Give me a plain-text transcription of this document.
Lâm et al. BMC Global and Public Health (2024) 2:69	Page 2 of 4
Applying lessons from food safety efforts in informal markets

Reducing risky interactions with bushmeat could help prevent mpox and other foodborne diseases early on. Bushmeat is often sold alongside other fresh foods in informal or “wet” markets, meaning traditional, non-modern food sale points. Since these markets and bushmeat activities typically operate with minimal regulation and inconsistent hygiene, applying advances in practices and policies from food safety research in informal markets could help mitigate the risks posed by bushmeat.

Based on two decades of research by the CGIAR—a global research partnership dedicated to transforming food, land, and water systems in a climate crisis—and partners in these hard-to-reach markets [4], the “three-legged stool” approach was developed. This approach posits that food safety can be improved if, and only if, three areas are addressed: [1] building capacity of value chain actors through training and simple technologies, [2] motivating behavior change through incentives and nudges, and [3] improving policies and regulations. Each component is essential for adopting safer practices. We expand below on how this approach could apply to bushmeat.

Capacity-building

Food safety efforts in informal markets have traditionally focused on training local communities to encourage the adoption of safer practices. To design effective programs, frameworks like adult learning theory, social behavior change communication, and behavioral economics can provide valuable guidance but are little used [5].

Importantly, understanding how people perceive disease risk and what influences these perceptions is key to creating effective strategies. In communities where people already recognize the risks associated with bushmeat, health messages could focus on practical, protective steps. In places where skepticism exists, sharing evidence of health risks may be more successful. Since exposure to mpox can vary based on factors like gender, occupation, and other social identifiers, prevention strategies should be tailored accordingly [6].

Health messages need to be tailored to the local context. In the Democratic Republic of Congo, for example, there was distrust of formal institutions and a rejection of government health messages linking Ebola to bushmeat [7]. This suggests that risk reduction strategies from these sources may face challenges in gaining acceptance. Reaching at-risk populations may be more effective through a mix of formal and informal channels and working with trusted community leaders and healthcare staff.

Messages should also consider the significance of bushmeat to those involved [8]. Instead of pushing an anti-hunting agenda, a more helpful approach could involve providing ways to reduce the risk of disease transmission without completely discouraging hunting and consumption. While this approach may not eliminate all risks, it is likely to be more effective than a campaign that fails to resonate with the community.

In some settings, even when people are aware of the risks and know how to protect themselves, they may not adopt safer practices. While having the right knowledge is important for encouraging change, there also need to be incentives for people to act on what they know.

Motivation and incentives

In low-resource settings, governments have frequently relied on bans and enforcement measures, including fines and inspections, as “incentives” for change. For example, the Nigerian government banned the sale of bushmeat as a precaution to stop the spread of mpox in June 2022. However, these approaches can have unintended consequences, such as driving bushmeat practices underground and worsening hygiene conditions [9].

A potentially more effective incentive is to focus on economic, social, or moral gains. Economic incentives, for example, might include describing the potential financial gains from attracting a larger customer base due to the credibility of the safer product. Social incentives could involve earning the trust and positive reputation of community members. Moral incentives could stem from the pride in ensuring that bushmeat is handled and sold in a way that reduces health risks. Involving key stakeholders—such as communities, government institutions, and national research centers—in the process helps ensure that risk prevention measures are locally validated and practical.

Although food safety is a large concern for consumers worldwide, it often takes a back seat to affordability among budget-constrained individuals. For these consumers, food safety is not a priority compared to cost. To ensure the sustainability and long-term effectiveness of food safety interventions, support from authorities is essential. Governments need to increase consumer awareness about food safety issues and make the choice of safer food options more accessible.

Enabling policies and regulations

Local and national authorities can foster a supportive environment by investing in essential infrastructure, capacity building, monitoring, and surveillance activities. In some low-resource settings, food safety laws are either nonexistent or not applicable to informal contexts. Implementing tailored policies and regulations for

- - -

OBJECTIVE:
Looking at the records above, tally the lines holding "there" and reply with that number only.

PROBLEM SOLUTION:
2